begin Material for this task

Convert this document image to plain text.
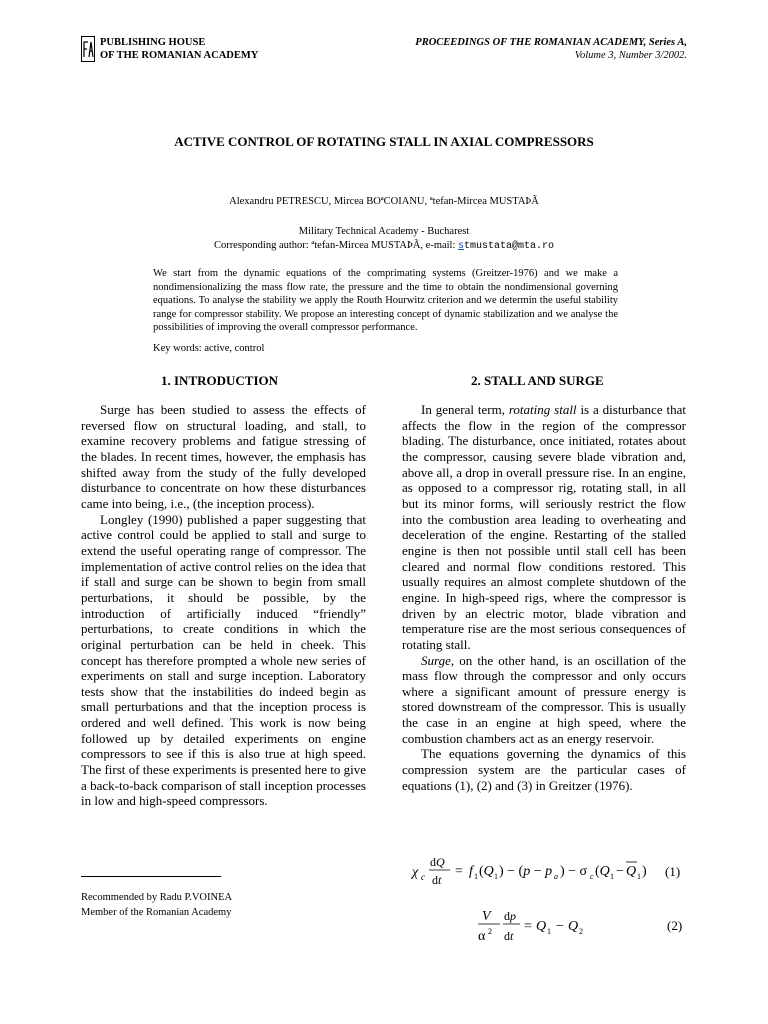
PUBLISHING HOUSE
OF THE ROMANIAN ACADEMY
PROCEEDINGS OF THE ROMANIAN ACADEMY, Series A,
Volume 3, Number 3/2002.
ACTIVE CONTROL OF ROTATING STALL IN AXIAL COMPRESSORS
Alexandru PETRESCU, Mircea BOªCOIANU, ªtefan-Mircea MUSTAÞÃ
Military Technical Academy - Bucharest
Corresponding author: ªtefan-Mircea MUSTAÞÃ, e-mail: stmustata@mta.ro
We start from the dynamic equations of the comprimating systems (Greitzer-1976) and we make a nondimensionalizing the mass flow rate, the pressure and the time to obtain the nondimensional governing equations. To analyse the stability we apply the Routh Hourwitz criterion and we determin the useful stability range for compressor stability. We propose an interesting concept of dynamic stabilization and we analyse the possibilities of improving the overall compressor performance.
Key words: active, control
1. INTRODUCTION	2. STALL AND SURGE

Surge has been studied to assess the effects of reversed flow on structural loading, and stall, to examine recovery problems and fatigue stressing of the blades. In recent times, however, the emphasis has shifted away from the study of the fully developed disturbance to concentrate on how these disturbances came into being, i.e., (the inception process).

Longley (1990) published a paper suggesting that active control could be applied to stall and surge to extend the useful operating range of compressor. The implementation of active control relies on the idea that if stall and surge can be shown to begin from small perturbations, it should be possible, by the introduction of artificially induced “friendly” perturbations, to create conditions in which the original perturbation can be held in cheek. This concept has therefore prompted a whole new series of experiments on stall and surge inception. Laboratory tests show that the instabilities do indeed begin as small perturbations and that the inception process is ordered and well defined. This work is now being followed up by detailed experiments on engine compressors to see if this is also true at high speed. The first of these experiments is presented here to give a back-to-back comparison of stall inception processes in low and high-speed compressors.

In general term, rotating stall is a disturbance that affects the flow in the region of the compressor blading. The disturbance, once initiated, rotates about the compressor, causing severe blade vibration and, above all, a drop in overall pressure rise. In an engine, as opposed to a compressor rig, rotating stall, in all but its minor forms, will seriously restrict the flow into the combustion area leading to overheating and deceleration of the engine. Restarting of the stalled engine is then not possible until stall cell has been cleared and normal flow conditions restored. This usually requires an almost complete shutdown of the engine. In high-speed rigs, where the compressor is driven by an electric motor, blade vibration and temperature rise are the most serious consequences of rotating stall.

Surge, on the other hand, is an oscillation of the mass flow through the compressor and only occurs where a significant amount of pressure energy is stored downstream of the compressor. This is usually the case in an engine at high speed, where the combustion chambers act as an energy reservoir.

The equations governing the dynamics of this compression system are the particular cases of equations (1), (2) and (3) in Greitzer (1976).

χ c
dQ
dt
= f 1 (Q 1 ) − (p − p a ) − σ c (Q 1 − Q 1 ) (1)
V
α 2
dp
dt
= Q 1 − Q 2	(2)
Recommended by Radu P.VOINEA
Member of the Romanian Academy
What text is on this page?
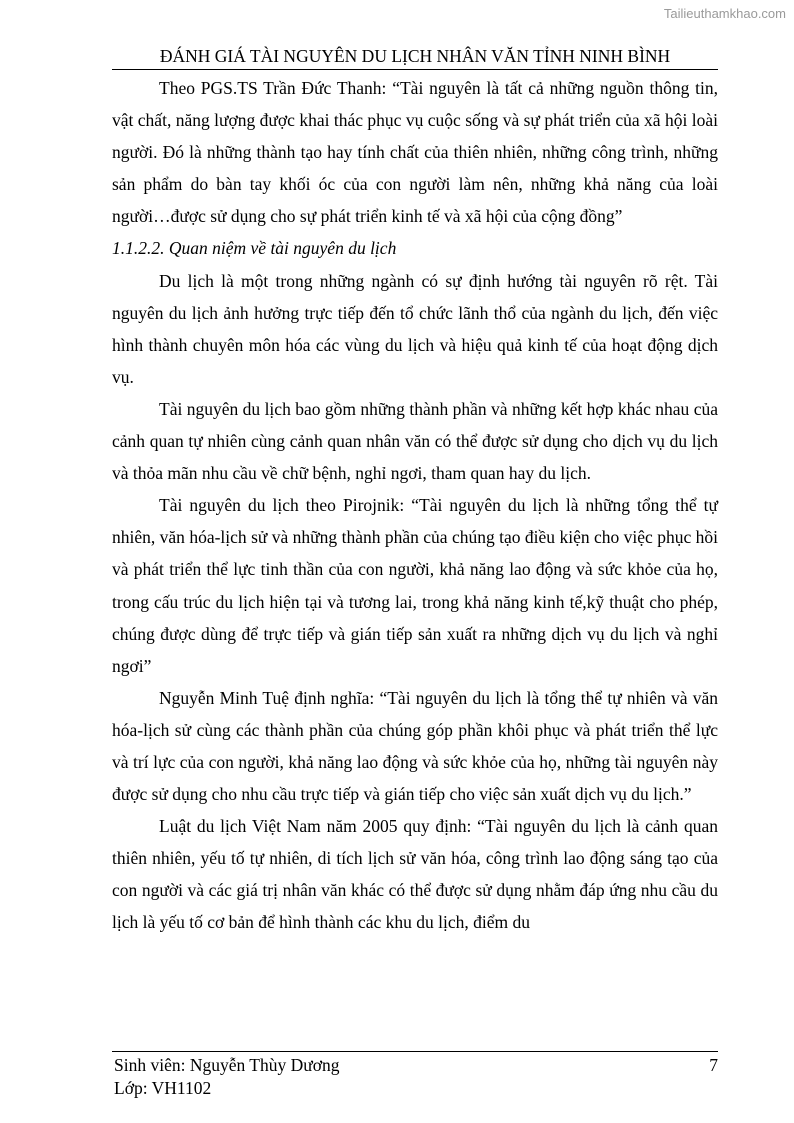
Tailieuthamkhao.com
ĐÁNH GIÁ TÀI NGUYÊN DU LỊCH NHÂN VĂN TỈNH NINH BÌNH

Theo PGS.TS Trần Đức Thanh: “Tài nguyên là tất cả những nguồn thông tin, vật chất, năng lượng được khai thác phục vụ cuộc sống và sự phát triển của xã hội loài người. Đó là những thành tạo hay tính chất của thiên nhiên, những công trình, những sản phẩm do bàn tay khối óc của con người làm nên, những khả năng của loài người…được sử dụng cho sự phát triển kinh tế và xã hội của cộng đồng”

1.1.2.2. Quan niệm về tài nguyên du lịch

Du lịch là một trong những ngành có sự định hướng tài nguyên rõ rệt. Tài nguyên du lịch ảnh hưởng trực tiếp đến tổ chức lãnh thổ của ngành du lịch, đến việc hình thành chuyên môn hóa các vùng du lịch và hiệu quả kinh tế của hoạt động dịch vụ.

Tài nguyên du lịch bao gồm những thành phần và những kết hợp khác nhau của cảnh quan tự nhiên cùng cảnh quan nhân văn có thể được sử dụng cho dịch vụ du lịch và thỏa mãn nhu cầu về chữ bệnh, nghỉ ngơi, tham quan hay du lịch.

Tài nguyên du lịch theo Pirojnik: “Tài nguyên du lịch là những tổng thể tự nhiên, văn hóa-lịch sử và những thành phần của chúng tạo điều kiện cho việc phục hồi và phát triển thể lực tinh thần của con người, khả năng lao động và sức khỏe của họ, trong cấu trúc du lịch hiện tại và tương lai, trong khả năng kinh tế,kỹ thuật cho phép, chúng được dùng để trực tiếp và gián tiếp sản xuất ra những dịch vụ du lịch và nghỉ ngơi”

Nguyễn Minh Tuệ định nghĩa: “Tài nguyên du lịch là tổng thể tự nhiên và văn hóa-lịch sử cùng các thành phần của chúng góp phần khôi phục và phát triển thể lực và trí lực của con người, khả năng lao động và sức khỏe của họ, những tài nguyên này được sử dụng cho nhu cầu trực tiếp và gián tiếp cho việc sản xuất dịch vụ du lịch.”

Luật du lịch Việt Nam năm 2005 quy định: “Tài nguyên du lịch là cảnh quan thiên nhiên, yếu tố tự nhiên, di tích lịch sử văn hóa, công trình lao động sáng tạo của con người và các giá trị nhân văn khác có thể được sử dụng nhằm đáp ứng nhu cầu du lịch là yếu tố cơ bản để hình thành các khu du lịch, điểm du

Sinh viên: Nguyễn Thùy Dương	7
Lớp: VH1102
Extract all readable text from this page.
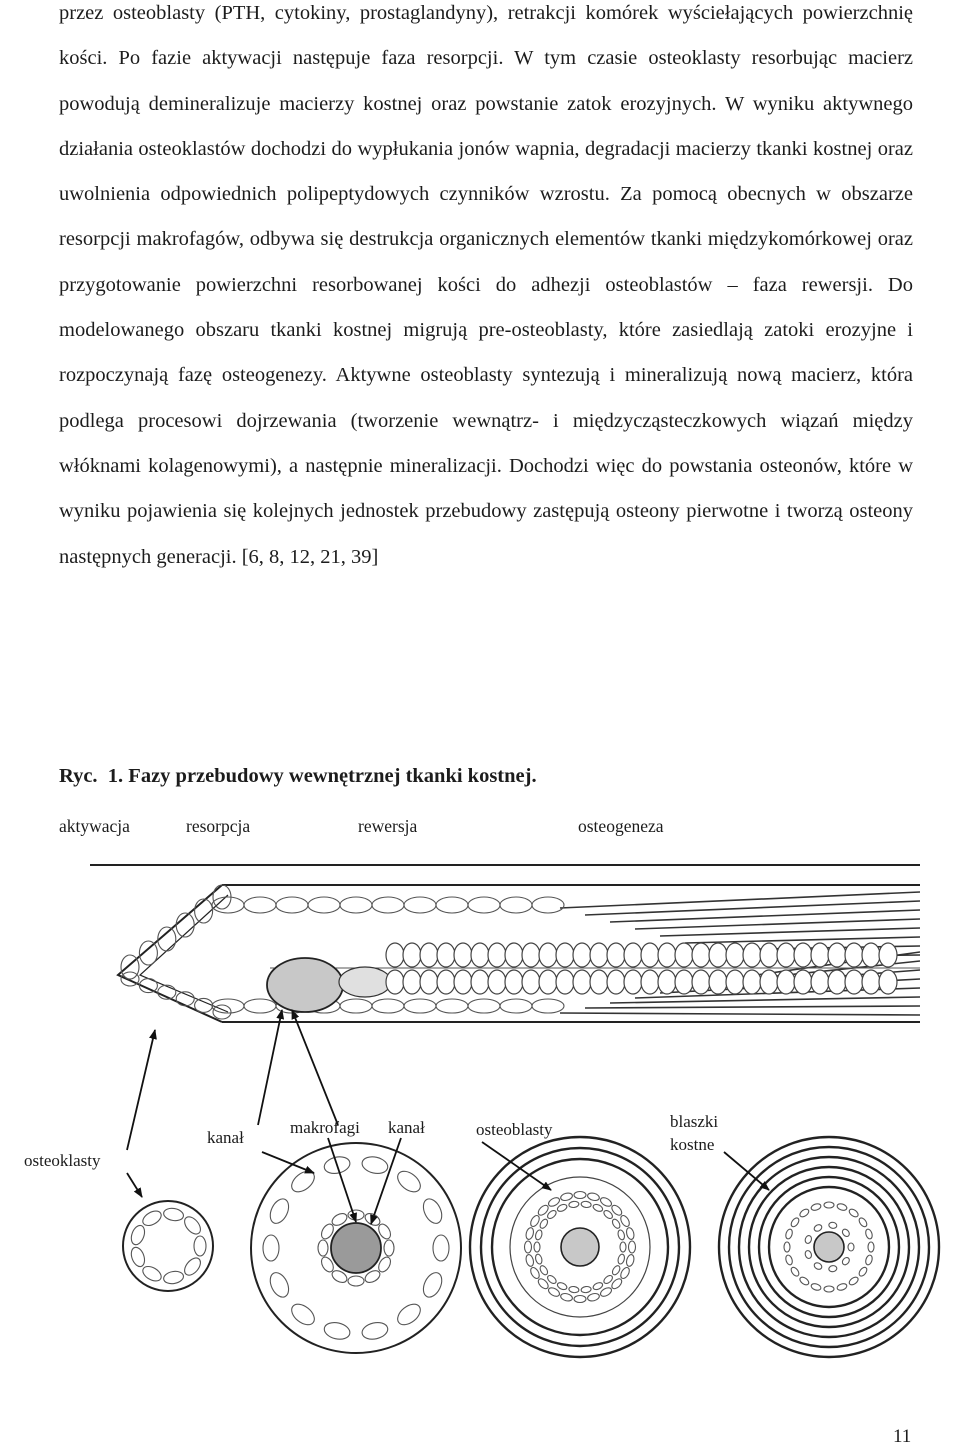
przez osteoblasty (PTH, cytokiny, prostaglandyny), retrakcji komórek wyściełających powierzchnię kości. Po fazie aktywacji następuje faza resorpcji. W tym czasie osteoklasty resorbując macierz powodują demineralizuje macierzy kostnej oraz powstanie zatok erozyjnych. W wyniku aktywnego działania osteoklastów dochodzi do wypłukania jonów wapnia, degradacji macierzy tkanki kostnej oraz uwolnienia odpowiednich polipeptydowych czynników wzrostu. Za pomocą obecnych w obszarze resorpcji makrofagów, odbywa się destrukcja organicznych elementów tkanki międzykomórkowej oraz przygotowanie powierzchni resorbowanej kości do adhezji osteoblastów – faza rewersji. Do modelowanego obszaru tkanki kostnej migrują pre-osteoblasty, które zasiedlają zatoki erozyjne i rozpoczynają fazę osteogenezy. Aktywne osteoblasty syntezują i mineralizują nową macierz, która podlega procesowi dojrzewania (tworzenie wewnątrz- i międzycząsteczkowych wiązań między włóknami kolagenowymi), a następnie mineralizacji. Dochodzi więc do powstania osteonów, które w wyniku pojawienia się kolejnych jednostek przebudowy zastępują osteony pierwotne i tworzą osteony następnych generacji. [6, 8, 12, 21, 39]
Ryc.  1. Fazy przebudowy wewnętrznej tkanki kostnej.
aktywacja	resorpcja	rewersja	osteogeneza
osteoklasty
kanał
makrofagi kanał	osteoblasty	blaszki
kostne
11
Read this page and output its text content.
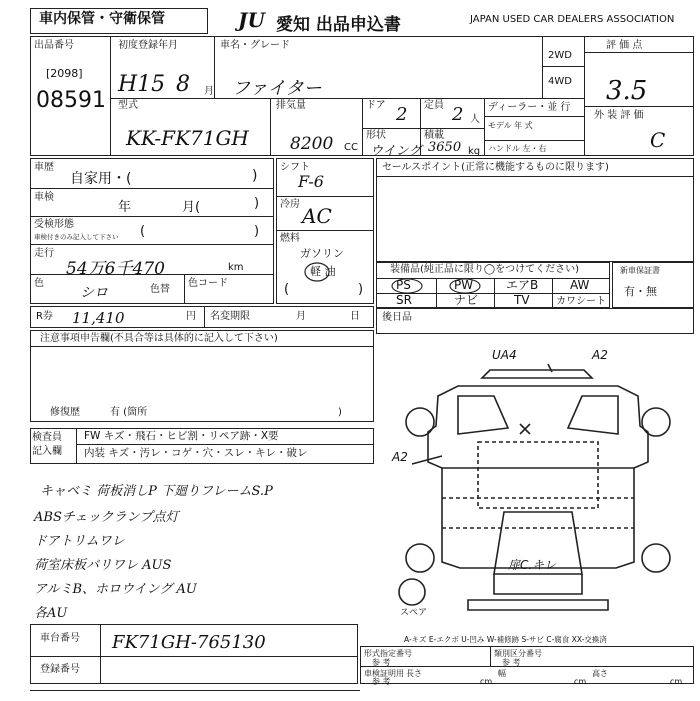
車内保管・守衛保管	JU 愛知 出品申込書	JAPAN USED CAR DEALERS ASSOCIATION
出品番号
[2098]
08591
初度登録年月
H15 8 月
車名・グレード
ファイター
2WD
4WD
評 価 点
3.5
外 装 評 価
C
型式
KK-FK71GH
排気量
8200 CC
ドア 2 定員 2 人
ディーラー・並 行
モデル 年 式
ハンドル 左・右
形状
ウイング
積載
3650 kg
車歴
自家用・(	)
車検
年	月(	)
受検形態
車検付きのみ記入して下さい (	)
走行
54万6千470	km
色
シロ	色替
色コード
シフト
F-6
冷房 AC
燃料
ガソリン
軽 油
(	)
セールスポイント(正常に機能するものに限ります)
装備品(純正品に限り◯をつけてください)
PS	PW	エアB	AW
SR	ナビ	TV	カワシート
新車保証書
有・無
R券 11,410	円 名変期限	月	日 後日品
注意事項申告欄(不具合等は具体的に記入して下さい)
修復歴	有 (箇所	)
検査員
記入欄
FW キズ・飛石・ヒビ割・リペア跡・X要
内装 キズ・汚レ・コゲ・穴・スレ・キレ・破レ
キャベミ 荷板消しP 下廻りフレームS.P
ABSチェックランプ点灯
ドアトリムワレ
荷室床板バリワレ AUS
アルミB、ホロウイング AU
各AU
UA4	A2
A2
扉C.キレ
スペア
A-キズ E-エクボ U-凹み W-補修跡 S-サビ C-腐食 XX-交換済
車台番号 FK71GH-765130
登録番号
形式指定番号
参 考
類別区分番号
参 考
車検証明用
参 考
長さ
cm
幅
cm
高さ
cm
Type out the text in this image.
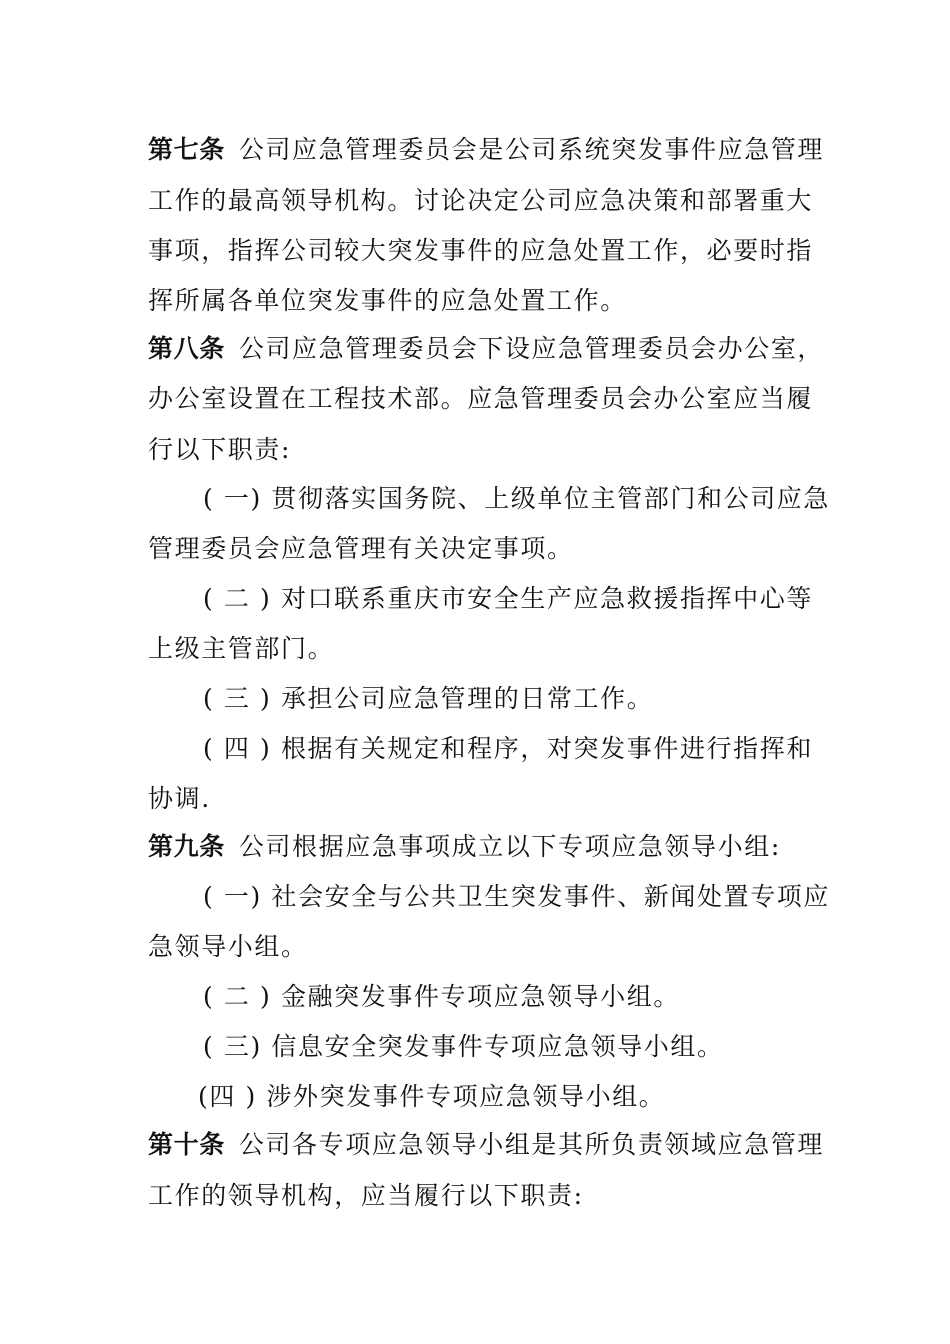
第七条 公司应急管理委员会是公司系统突发事件应急管理
工作的最高领导机构。讨论决定公司应急决策和部署重大
事项，指挥公司较大突发事件的应急处置工作，必要时指
挥所属各单位突发事件的应急处置工作。
第八条 公司应急管理委员会下设应急管理委员会办公室，
办公室设置在工程技术部。应急管理委员会办公室应当履
行以下职责:
( 一) 贯彻落实国务院、上级单位主管部门和公司应急
管理委员会应急管理有关决定事项。
( 二 ) 对口联系重庆市安全生产应急救援指挥中心等
上级主管部门。
( 三 ) 承担公司应急管理的日常工作。
( 四 ) 根据有关规定和程序，对突发事件进行指挥和
协调.
第九条 公司根据应急事项成立以下专项应急领导小组:
( 一) 社会安全与公共卫生突发事件、新闻处置专项应
急领导小组。
( 二 ) 金融突发事件专项应急领导小组。
( 三) 信息安全突发事件专项应急领导小组。
(四 ) 涉外突发事件专项应急领导小组。
第十条 公司各专项应急领导小组是其所负责领域应急管理
工作的领导机构，应当履行以下职责:
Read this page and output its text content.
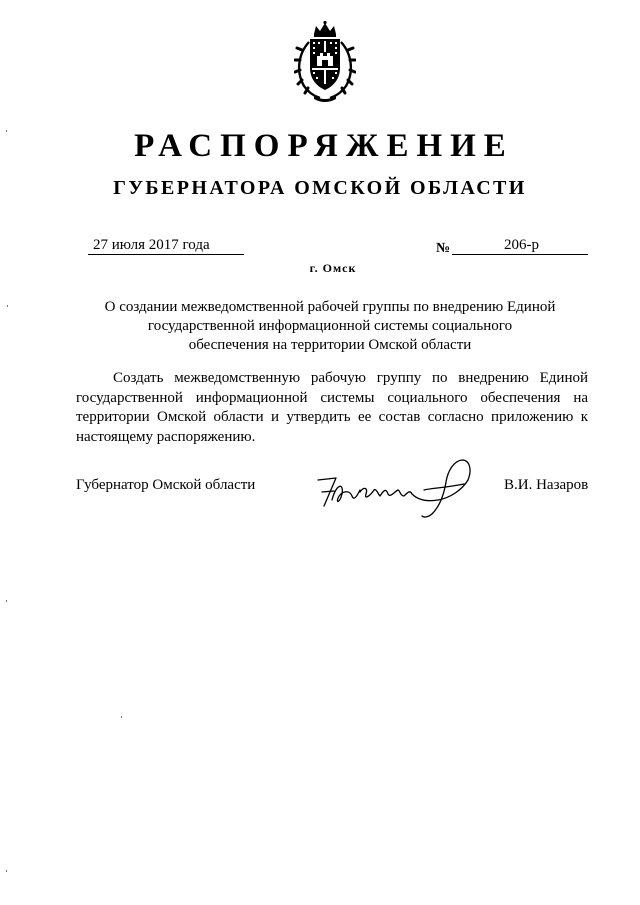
РАСПОРЯЖЕНИЕ
ГУБЕРНАТОРА ОМСКОЙ ОБЛАСТИ
27 июля 2017 года	№	206-р
г. Омск
О создании межведомственной рабочей группы по внедрению Единой
государственной информационной системы социального
обеспечения на территории Омской области

Создать межведомственную рабочую группу по внедрению Единой
государственной информационной системы социального обеспечения на
территории Омской области и утвердить ее состав согласно приложению к
настоящему распоряжению.

Губернатор Омской области	В.И. Назаров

end Material for this task

Objective: Scan the entries above for the word "định" and collect each line holding it.

Response to the task:
Du lịch là một trong những ngành có sự định hướng tài nguyên rõ rệt. Tài nguyên du lịch ảnh hưởng trực tiếp đến tổ chức lãnh thổ của ngành du lịch, đến việc hình thành chuyên môn hóa các vùng du lịch và hiệu quả kinh tế của hoạt động dịch vụ.
Nguyễn Minh Tuệ định nghĩa: “Tài nguyên du lịch là tổng thể tự nhiên và văn hóa-lịch sử cùng các thành phần của chúng góp phần khôi phục và phát triển thể lực và trí lực của con người, khả năng lao động và sức khỏe của họ, những tài nguyên này được sử dụng cho nhu cầu trực tiếp và gián tiếp cho việc sản xuất dịch vụ du lịch.”
Luật du lịch Việt Nam năm 2005 quy định: “Tài nguyên du lịch là cảnh quan thiên nhiên, yếu tố tự nhiên, di tích lịch sử văn hóa, công trình lao động sáng tạo của con người và các giá trị nhân văn khác có thể được sử dụng nhằm đáp ứng nhu cầu du lịch là yếu tố cơ bản để hình thành các khu du lịch, điểm du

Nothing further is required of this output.